» Aim of the task
Using the data beneath, show every line that includes the word "BITS".

» Data for this task

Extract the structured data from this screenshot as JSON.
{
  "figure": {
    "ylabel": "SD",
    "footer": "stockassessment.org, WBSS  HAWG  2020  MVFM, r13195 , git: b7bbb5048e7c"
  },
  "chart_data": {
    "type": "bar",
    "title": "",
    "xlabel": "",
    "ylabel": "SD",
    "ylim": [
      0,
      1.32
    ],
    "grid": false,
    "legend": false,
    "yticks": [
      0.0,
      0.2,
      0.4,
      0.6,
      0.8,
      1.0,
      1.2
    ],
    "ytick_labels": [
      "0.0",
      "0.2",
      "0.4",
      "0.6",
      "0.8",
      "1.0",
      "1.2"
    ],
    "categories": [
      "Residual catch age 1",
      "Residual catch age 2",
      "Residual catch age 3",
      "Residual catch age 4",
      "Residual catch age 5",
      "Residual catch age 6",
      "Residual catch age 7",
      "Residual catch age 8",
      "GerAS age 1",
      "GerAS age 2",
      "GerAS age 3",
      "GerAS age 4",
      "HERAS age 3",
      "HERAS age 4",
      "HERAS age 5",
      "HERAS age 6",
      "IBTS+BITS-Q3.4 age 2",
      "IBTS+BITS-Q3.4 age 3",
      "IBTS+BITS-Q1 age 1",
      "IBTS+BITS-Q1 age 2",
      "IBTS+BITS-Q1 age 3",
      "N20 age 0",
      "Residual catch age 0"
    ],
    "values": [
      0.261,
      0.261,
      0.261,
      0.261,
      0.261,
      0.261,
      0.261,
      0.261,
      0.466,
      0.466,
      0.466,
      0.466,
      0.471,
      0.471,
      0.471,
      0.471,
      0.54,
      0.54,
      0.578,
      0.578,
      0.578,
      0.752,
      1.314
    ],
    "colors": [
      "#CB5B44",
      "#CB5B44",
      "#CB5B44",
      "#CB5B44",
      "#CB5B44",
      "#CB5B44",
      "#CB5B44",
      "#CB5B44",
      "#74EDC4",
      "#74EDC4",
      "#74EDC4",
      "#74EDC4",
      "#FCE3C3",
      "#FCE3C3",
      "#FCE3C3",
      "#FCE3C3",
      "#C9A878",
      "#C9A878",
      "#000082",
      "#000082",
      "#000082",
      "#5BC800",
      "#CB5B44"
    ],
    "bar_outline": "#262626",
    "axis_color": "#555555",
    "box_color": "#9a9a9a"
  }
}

» Task solution
      "IBTS+BITS-Q3.4 age 2",
      "IBTS+BITS-Q3.4 age 3",
      "IBTS+BITS-Q1 age 1",
      "IBTS+BITS-Q1 age 2",
      "IBTS+BITS-Q1 age 3",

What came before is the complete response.